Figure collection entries
^^^^
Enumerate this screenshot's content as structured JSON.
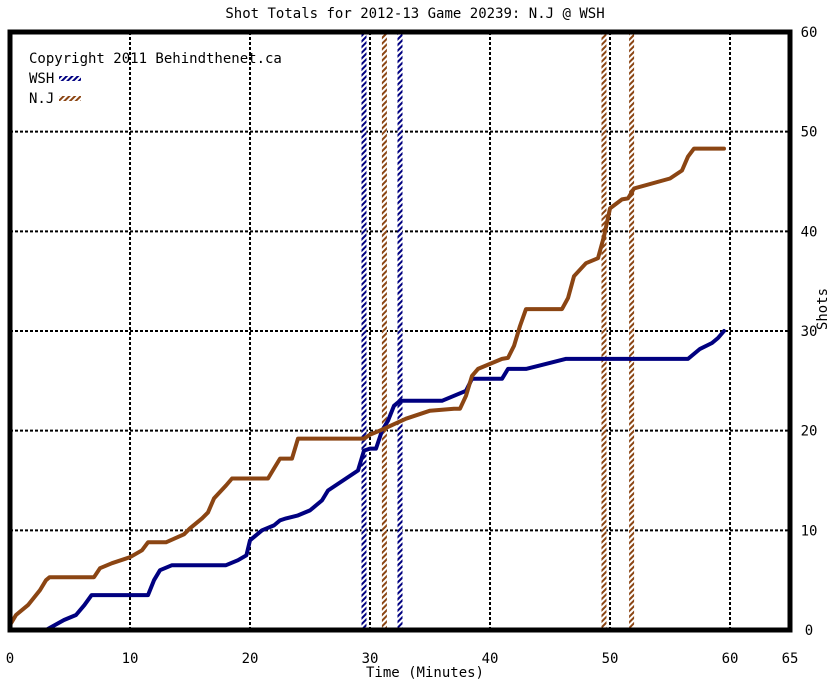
{
  "chart_data": {
    "type": "line",
    "title": "Shot Totals for 2012-13 Game 20239: N.J @ WSH",
    "xlabel": "Time (Minutes)",
    "ylabel": "Shots",
    "xlim": [
      0,
      65
    ],
    "ylim": [
      0,
      60
    ],
    "xticks": [
      0,
      10,
      20,
      30,
      40,
      50,
      60,
      65
    ],
    "yticks": [
      0,
      10,
      20,
      30,
      40,
      50,
      60
    ],
    "grid": true,
    "legend_position": "top-left",
    "copyright": "Copyright 2011 Behindthenet.ca",
    "series": [
      {
        "name": "WSH",
        "color": "#000080",
        "points": [
          [
            0,
            0
          ],
          [
            3,
            0
          ],
          [
            4.5,
            1
          ],
          [
            5.5,
            1.5
          ],
          [
            6.2,
            2.5
          ],
          [
            6.8,
            3.5
          ],
          [
            11.5,
            3.5
          ],
          [
            12,
            5
          ],
          [
            12.5,
            6
          ],
          [
            13.5,
            6.5
          ],
          [
            18,
            6.5
          ],
          [
            19,
            7
          ],
          [
            19.7,
            7.5
          ],
          [
            20,
            9
          ],
          [
            21,
            10
          ],
          [
            22,
            10.5
          ],
          [
            22.5,
            11
          ],
          [
            23,
            11.2
          ],
          [
            24,
            11.5
          ],
          [
            25,
            12
          ],
          [
            25.5,
            12.5
          ],
          [
            26,
            13
          ],
          [
            26.5,
            14
          ],
          [
            27.5,
            14.8
          ],
          [
            29,
            16
          ],
          [
            29.5,
            18
          ],
          [
            30,
            18.2
          ],
          [
            30.5,
            18.2
          ],
          [
            31,
            20
          ],
          [
            31.5,
            21
          ],
          [
            32,
            22.5
          ],
          [
            32.5,
            23
          ],
          [
            36,
            23
          ],
          [
            37,
            23.5
          ],
          [
            38,
            24
          ],
          [
            38.5,
            25.2
          ],
          [
            41,
            25.2
          ],
          [
            41.5,
            26.2
          ],
          [
            43,
            26.2
          ],
          [
            44,
            26.5
          ],
          [
            46.3,
            27.2
          ],
          [
            56.5,
            27.2
          ],
          [
            57.5,
            28.2
          ],
          [
            58.5,
            28.8
          ],
          [
            59,
            29.3
          ],
          [
            59.5,
            30
          ]
        ]
      },
      {
        "name": "N.J",
        "color": "#8b4513",
        "points": [
          [
            0,
            0.5
          ],
          [
            0.5,
            1.5
          ],
          [
            1.5,
            2.5
          ],
          [
            2.5,
            4
          ],
          [
            3,
            5
          ],
          [
            3.3,
            5.3
          ],
          [
            7,
            5.3
          ],
          [
            7.5,
            6.2
          ],
          [
            8.5,
            6.7
          ],
          [
            10,
            7.3
          ],
          [
            11,
            8
          ],
          [
            11.5,
            8.8
          ],
          [
            13,
            8.8
          ],
          [
            14.5,
            9.6
          ],
          [
            15,
            10.2
          ],
          [
            16,
            11.2
          ],
          [
            16.5,
            11.8
          ],
          [
            17,
            13.2
          ],
          [
            18,
            14.5
          ],
          [
            18.5,
            15.2
          ],
          [
            21.5,
            15.2
          ],
          [
            22,
            16.2
          ],
          [
            22.5,
            17.2
          ],
          [
            23.5,
            17.2
          ],
          [
            24,
            19.2
          ],
          [
            29.5,
            19.2
          ],
          [
            30,
            19.6
          ],
          [
            31,
            20.1
          ],
          [
            33,
            21.2
          ],
          [
            35,
            22
          ],
          [
            37,
            22.2
          ],
          [
            37.5,
            22.2
          ],
          [
            38,
            23.5
          ],
          [
            38.5,
            25.5
          ],
          [
            39,
            26.2
          ],
          [
            40,
            26.7
          ],
          [
            41,
            27.2
          ],
          [
            41.5,
            27.3
          ],
          [
            42,
            28.5
          ],
          [
            42.5,
            30.5
          ],
          [
            43,
            32.2
          ],
          [
            46,
            32.2
          ],
          [
            46.5,
            33.3
          ],
          [
            47,
            35.5
          ],
          [
            48,
            36.8
          ],
          [
            49,
            37.3
          ],
          [
            49.5,
            39.5
          ],
          [
            50,
            42.3
          ],
          [
            51,
            43.2
          ],
          [
            51.5,
            43.3
          ],
          [
            52,
            44.3
          ],
          [
            55,
            45.3
          ],
          [
            56,
            46.1
          ],
          [
            56.5,
            47.5
          ],
          [
            57,
            48.3
          ],
          [
            59.5,
            48.3
          ]
        ]
      }
    ],
    "events": {
      "WSH": [
        29.5,
        32.5
      ],
      "N.J": [
        31.2,
        49.5,
        51.8
      ]
    }
  }
}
^^^^
Task goal :: Write out the full set of lines verbatim, without the pictures.

The reply ::
Enumerate this screenshot's content as structured JSON.
{
  "chart_data": {
    "type": "line",
    "title": "Shot Totals for 2012-13 Game 20239: N.J @ WSH",
    "xlabel": "Time (Minutes)",
    "ylabel": "Shots",
    "xlim": [
      0,
      65
    ],
    "ylim": [
      0,
      60
    ],
    "xticks": [
      0,
      10,
      20,
      30,
      40,
      50,
      60,
      65
    ],
    "yticks": [
      0,
      10,
      20,
      30,
      40,
      50,
      60
    ],
    "grid": true,
    "legend_position": "top-left",
    "copyright": "Copyright 2011 Behindthenet.ca",
    "series": [
      {
        "name": "WSH",
        "color": "#000080",
        "points": [
          [
            0,
            0
          ],
          [
            3,
            0
          ],
          [
            4.5,
            1
          ],
          [
            5.5,
            1.5
          ],
          [
            6.2,
            2.5
          ],
          [
            6.8,
            3.5
          ],
          [
            11.5,
            3.5
          ],
          [
            12,
            5
          ],
          [
            12.5,
            6
          ],
          [
            13.5,
            6.5
          ],
          [
            18,
            6.5
          ],
          [
            19,
            7
          ],
          [
            19.7,
            7.5
          ],
          [
            20,
            9
          ],
          [
            21,
            10
          ],
          [
            22,
            10.5
          ],
          [
            22.5,
            11
          ],
          [
            23,
            11.2
          ],
          [
            24,
            11.5
          ],
          [
            25,
            12
          ],
          [
            25.5,
            12.5
          ],
          [
            26,
            13
          ],
          [
            26.5,
            14
          ],
          [
            27.5,
            14.8
          ],
          [
            29,
            16
          ],
          [
            29.5,
            18
          ],
          [
            30,
            18.2
          ],
          [
            30.5,
            18.2
          ],
          [
            31,
            20
          ],
          [
            31.5,
            21
          ],
          [
            32,
            22.5
          ],
          [
            32.5,
            23
          ],
          [
            36,
            23
          ],
          [
            37,
            23.5
          ],
          [
            38,
            24
          ],
          [
            38.5,
            25.2
          ],
          [
            41,
            25.2
          ],
          [
            41.5,
            26.2
          ],
          [
            43,
            26.2
          ],
          [
            44,
            26.5
          ],
          [
            46.3,
            27.2
          ],
          [
            56.5,
            27.2
          ],
          [
            57.5,
            28.2
          ],
          [
            58.5,
            28.8
          ],
          [
            59,
            29.3
          ],
          [
            59.5,
            30
          ]
        ]
      },
      {
        "name": "N.J",
        "color": "#8b4513",
        "points": [
          [
            0,
            0.5
          ],
          [
            0.5,
            1.5
          ],
          [
            1.5,
            2.5
          ],
          [
            2.5,
            4
          ],
          [
            3,
            5
          ],
          [
            3.3,
            5.3
          ],
          [
            7,
            5.3
          ],
          [
            7.5,
            6.2
          ],
          [
            8.5,
            6.7
          ],
          [
            10,
            7.3
          ],
          [
            11,
            8
          ],
          [
            11.5,
            8.8
          ],
          [
            13,
            8.8
          ],
          [
            14.5,
            9.6
          ],
          [
            15,
            10.2
          ],
          [
            16,
            11.2
          ],
          [
            16.5,
            11.8
          ],
          [
            17,
            13.2
          ],
          [
            18,
            14.5
          ],
          [
            18.5,
            15.2
          ],
          [
            21.5,
            15.2
          ],
          [
            22,
            16.2
          ],
          [
            22.5,
            17.2
          ],
          [
            23.5,
            17.2
          ],
          [
            24,
            19.2
          ],
          [
            29.5,
            19.2
          ],
          [
            30,
            19.6
          ],
          [
            31,
            20.1
          ],
          [
            33,
            21.2
          ],
          [
            35,
            22
          ],
          [
            37,
            22.2
          ],
          [
            37.5,
            22.2
          ],
          [
            38,
            23.5
          ],
          [
            38.5,
            25.5
          ],
          [
            39,
            26.2
          ],
          [
            40,
            26.7
          ],
          [
            41,
            27.2
          ],
          [
            41.5,
            27.3
          ],
          [
            42,
            28.5
          ],
          [
            42.5,
            30.5
          ],
          [
            43,
            32.2
          ],
          [
            46,
            32.2
          ],
          [
            46.5,
            33.3
          ],
          [
            47,
            35.5
          ],
          [
            48,
            36.8
          ],
          [
            49,
            37.3
          ],
          [
            49.5,
            39.5
          ],
          [
            50,
            42.3
          ],
          [
            51,
            43.2
          ],
          [
            51.5,
            43.3
          ],
          [
            52,
            44.3
          ],
          [
            55,
            45.3
          ],
          [
            56,
            46.1
          ],
          [
            56.5,
            47.5
          ],
          [
            57,
            48.3
          ],
          [
            59.5,
            48.3
          ]
        ]
      }
    ],
    "events": {
      "WSH": [
        29.5,
        32.5
      ],
      "N.J": [
        31.2,
        49.5,
        51.8
      ]
    }
  }
}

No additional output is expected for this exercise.